Some records
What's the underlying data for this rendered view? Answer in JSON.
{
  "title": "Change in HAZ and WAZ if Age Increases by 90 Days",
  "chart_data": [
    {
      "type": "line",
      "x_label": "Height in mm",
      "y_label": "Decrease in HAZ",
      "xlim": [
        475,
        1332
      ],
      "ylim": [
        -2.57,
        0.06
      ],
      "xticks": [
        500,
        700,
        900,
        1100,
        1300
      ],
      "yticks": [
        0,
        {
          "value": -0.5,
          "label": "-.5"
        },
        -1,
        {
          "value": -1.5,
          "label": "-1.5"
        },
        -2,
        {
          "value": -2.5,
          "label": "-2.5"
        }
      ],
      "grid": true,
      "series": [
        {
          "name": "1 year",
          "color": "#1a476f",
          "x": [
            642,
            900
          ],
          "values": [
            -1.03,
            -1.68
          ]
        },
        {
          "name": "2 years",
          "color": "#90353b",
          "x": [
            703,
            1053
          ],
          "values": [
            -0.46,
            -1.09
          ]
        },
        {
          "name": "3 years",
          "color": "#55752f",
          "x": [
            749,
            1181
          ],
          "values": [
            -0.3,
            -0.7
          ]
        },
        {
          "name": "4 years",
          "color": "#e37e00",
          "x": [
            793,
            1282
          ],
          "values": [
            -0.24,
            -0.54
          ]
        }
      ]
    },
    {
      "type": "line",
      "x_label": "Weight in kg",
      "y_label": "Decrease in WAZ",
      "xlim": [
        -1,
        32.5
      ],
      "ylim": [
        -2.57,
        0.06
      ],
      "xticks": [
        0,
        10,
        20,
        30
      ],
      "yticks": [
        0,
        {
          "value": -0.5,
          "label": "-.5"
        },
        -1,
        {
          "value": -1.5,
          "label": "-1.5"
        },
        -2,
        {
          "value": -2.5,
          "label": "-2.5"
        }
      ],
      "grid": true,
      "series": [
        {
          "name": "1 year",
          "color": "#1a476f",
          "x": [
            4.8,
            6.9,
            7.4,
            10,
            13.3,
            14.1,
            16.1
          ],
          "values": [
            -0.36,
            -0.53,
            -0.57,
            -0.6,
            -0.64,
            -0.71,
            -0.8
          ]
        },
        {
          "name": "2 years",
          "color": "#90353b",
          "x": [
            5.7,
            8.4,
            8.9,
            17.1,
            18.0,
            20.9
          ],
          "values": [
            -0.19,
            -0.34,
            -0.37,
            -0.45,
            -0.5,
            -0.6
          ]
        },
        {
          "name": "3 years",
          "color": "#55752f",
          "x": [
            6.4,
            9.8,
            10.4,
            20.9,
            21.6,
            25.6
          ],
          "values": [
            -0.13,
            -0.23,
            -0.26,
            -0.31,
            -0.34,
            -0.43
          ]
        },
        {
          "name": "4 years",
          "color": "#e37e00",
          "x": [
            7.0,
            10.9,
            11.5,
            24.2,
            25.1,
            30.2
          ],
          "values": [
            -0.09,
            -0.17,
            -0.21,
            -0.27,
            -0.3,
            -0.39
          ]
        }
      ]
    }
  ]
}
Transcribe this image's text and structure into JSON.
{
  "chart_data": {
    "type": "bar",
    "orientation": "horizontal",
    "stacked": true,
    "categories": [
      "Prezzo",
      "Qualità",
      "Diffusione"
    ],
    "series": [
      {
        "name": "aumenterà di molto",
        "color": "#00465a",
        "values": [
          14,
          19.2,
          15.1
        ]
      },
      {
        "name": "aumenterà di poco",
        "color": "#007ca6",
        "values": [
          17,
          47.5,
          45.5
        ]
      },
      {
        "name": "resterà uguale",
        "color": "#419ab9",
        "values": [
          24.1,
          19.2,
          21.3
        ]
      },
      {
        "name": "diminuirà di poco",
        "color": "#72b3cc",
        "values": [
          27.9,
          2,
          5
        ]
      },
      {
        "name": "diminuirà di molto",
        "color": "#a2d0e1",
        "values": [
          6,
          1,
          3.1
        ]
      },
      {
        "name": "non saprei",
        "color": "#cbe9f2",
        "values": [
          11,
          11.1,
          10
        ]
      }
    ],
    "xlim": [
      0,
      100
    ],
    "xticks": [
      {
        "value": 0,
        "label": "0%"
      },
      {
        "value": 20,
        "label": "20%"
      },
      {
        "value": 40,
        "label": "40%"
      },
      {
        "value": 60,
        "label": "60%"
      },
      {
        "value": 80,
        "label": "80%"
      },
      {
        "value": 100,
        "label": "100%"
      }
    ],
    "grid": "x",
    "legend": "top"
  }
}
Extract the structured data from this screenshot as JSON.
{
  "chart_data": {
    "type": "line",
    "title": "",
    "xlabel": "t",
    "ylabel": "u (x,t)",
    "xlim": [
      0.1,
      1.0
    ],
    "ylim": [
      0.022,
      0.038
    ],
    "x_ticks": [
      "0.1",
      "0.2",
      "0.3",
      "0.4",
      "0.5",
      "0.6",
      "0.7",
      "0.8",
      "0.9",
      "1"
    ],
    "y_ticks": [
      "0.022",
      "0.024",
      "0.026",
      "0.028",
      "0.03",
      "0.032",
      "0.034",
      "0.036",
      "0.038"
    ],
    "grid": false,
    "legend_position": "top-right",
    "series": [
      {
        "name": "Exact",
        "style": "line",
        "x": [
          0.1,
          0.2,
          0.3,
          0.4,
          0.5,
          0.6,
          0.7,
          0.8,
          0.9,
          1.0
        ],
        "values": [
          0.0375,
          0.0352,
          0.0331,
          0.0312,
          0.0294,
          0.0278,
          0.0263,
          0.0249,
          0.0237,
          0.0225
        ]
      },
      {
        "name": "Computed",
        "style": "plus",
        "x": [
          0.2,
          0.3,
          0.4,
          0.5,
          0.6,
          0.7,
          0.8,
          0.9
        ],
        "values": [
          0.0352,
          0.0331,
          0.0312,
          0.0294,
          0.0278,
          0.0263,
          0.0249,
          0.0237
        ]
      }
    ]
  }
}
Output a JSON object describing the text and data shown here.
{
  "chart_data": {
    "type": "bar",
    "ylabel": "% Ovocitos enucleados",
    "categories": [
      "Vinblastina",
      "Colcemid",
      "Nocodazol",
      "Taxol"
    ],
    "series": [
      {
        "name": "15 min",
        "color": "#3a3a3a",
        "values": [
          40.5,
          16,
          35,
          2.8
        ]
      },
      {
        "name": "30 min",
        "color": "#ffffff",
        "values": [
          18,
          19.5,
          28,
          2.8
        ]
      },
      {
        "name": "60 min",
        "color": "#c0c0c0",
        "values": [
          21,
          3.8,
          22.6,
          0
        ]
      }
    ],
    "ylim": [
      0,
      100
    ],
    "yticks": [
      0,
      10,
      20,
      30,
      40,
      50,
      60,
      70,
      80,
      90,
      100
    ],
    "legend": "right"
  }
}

— Exercise task —
Find how many lines hold the string "right", and state that number alone.

— Solution —
2